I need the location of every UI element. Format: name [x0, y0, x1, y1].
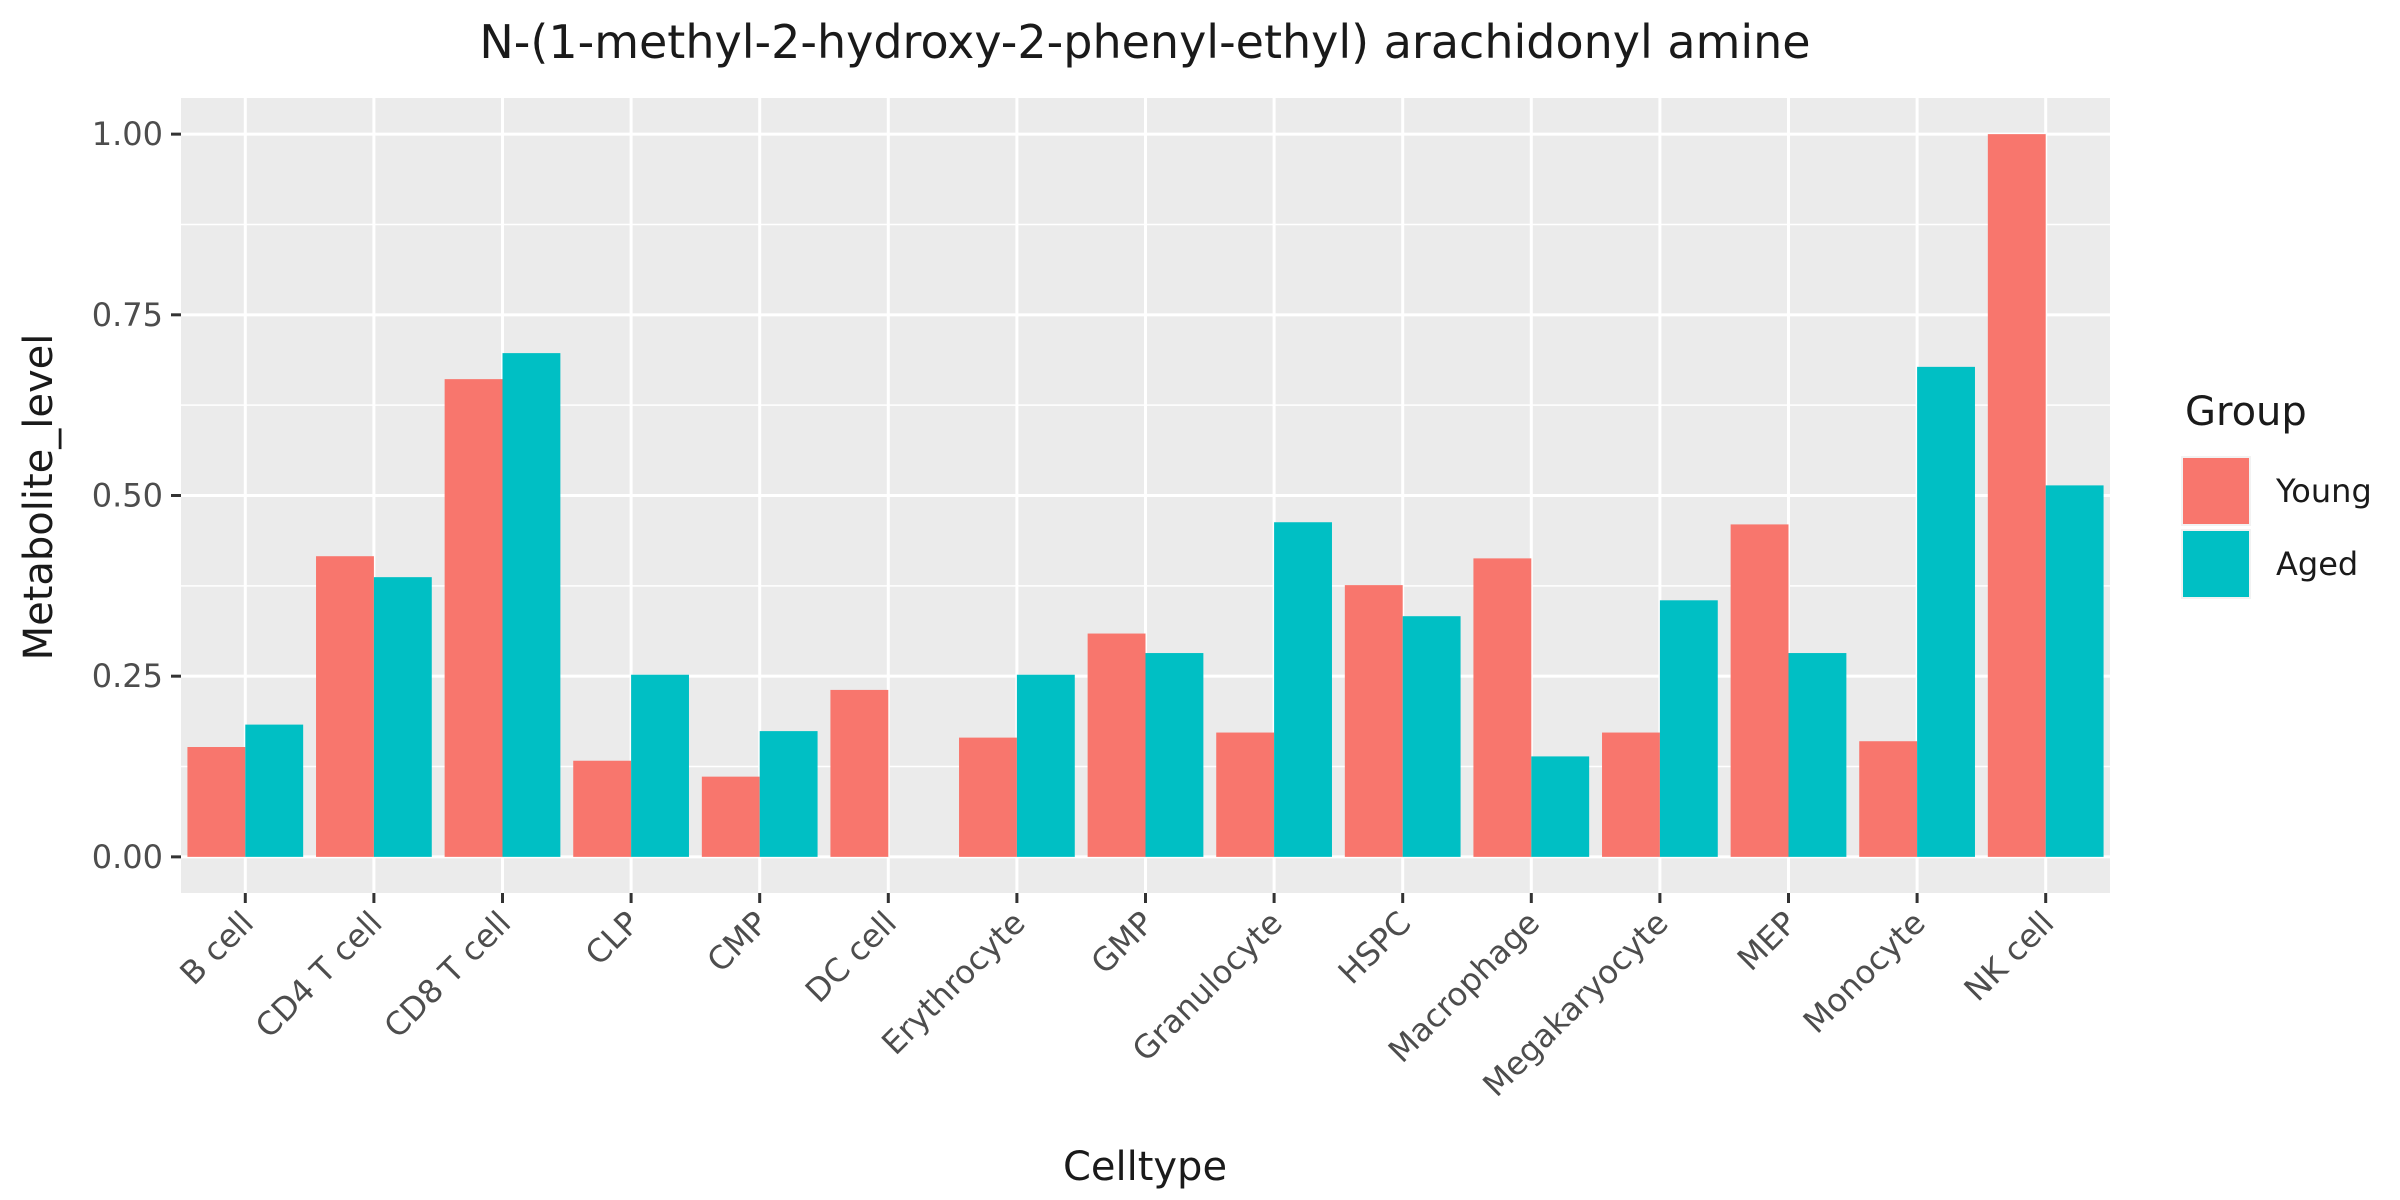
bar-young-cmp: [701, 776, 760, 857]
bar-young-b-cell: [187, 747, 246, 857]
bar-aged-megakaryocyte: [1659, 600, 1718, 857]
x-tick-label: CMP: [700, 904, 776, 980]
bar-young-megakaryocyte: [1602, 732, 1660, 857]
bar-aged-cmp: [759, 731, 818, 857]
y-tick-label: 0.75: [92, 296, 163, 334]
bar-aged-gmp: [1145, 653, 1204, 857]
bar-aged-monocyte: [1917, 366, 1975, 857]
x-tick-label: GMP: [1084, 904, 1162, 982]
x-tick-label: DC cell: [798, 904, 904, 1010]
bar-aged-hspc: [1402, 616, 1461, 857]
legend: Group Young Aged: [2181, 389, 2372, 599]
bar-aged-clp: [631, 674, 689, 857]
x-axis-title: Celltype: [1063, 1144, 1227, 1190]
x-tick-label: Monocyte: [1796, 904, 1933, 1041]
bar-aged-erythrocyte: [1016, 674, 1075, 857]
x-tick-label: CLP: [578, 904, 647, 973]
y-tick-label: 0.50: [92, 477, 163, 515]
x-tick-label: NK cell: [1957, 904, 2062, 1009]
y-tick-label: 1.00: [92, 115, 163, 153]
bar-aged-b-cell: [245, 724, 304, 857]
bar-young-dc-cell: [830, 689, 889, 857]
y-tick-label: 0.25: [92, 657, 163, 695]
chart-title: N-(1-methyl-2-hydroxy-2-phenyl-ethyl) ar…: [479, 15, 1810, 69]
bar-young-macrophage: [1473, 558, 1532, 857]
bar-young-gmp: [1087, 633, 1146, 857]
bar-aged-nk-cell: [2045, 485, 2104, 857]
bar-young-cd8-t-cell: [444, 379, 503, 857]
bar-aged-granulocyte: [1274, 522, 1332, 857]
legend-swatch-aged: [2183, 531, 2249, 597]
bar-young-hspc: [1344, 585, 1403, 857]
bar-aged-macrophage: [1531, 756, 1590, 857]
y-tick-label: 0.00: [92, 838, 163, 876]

Exercise aim —
Rewrite the lines above with every "x-tick-label" renamed to "category-label" and everything else unchanged. Leave the pictures out.

Result below —
I need the location of every UI element. Format: name [x0, y0, x1, y1].
bar-young-cmp: [701, 776, 760, 857]
bar-young-b-cell: [187, 747, 246, 857]
bar-aged-megakaryocyte: [1659, 600, 1718, 857]
category-label: CMP: [700, 904, 776, 980]
bar-young-megakaryocyte: [1602, 732, 1660, 857]
bar-aged-cmp: [759, 731, 818, 857]
y-tick-label: 0.75: [92, 296, 163, 334]
bar-aged-gmp: [1145, 653, 1204, 857]
bar-aged-monocyte: [1917, 366, 1975, 857]
category-label: GMP: [1084, 904, 1162, 982]
category-label: DC cell: [798, 904, 904, 1010]
bar-aged-hspc: [1402, 616, 1461, 857]
legend: Group Young Aged: [2181, 389, 2372, 599]
bar-aged-clp: [631, 674, 689, 857]
x-axis-title: Celltype: [1063, 1144, 1227, 1190]
category-label: Monocyte: [1796, 904, 1933, 1041]
bar-aged-erythrocyte: [1016, 674, 1075, 857]
category-label: CLP: [578, 904, 647, 973]
y-tick-label: 0.50: [92, 477, 163, 515]
category-label: NK cell: [1957, 904, 2062, 1009]
y-tick-label: 1.00: [92, 115, 163, 153]
bar-aged-b-cell: [245, 724, 304, 857]
bar-young-dc-cell: [830, 689, 889, 857]
y-tick-label: 0.25: [92, 657, 163, 695]
chart-title: N-(1-methyl-2-hydroxy-2-phenyl-ethyl) ar…: [479, 15, 1810, 69]
bar-young-macrophage: [1473, 558, 1532, 857]
bar-young-gmp: [1087, 633, 1146, 857]
bar-aged-nk-cell: [2045, 485, 2104, 857]
bar-young-cd8-t-cell: [444, 379, 503, 857]
bar-aged-granulocyte: [1274, 522, 1332, 857]
legend-swatch-aged: [2183, 531, 2249, 597]
bar-young-hspc: [1344, 585, 1403, 857]
bar-aged-macrophage: [1531, 756, 1590, 857]
y-tick-label: 0.00: [92, 838, 163, 876]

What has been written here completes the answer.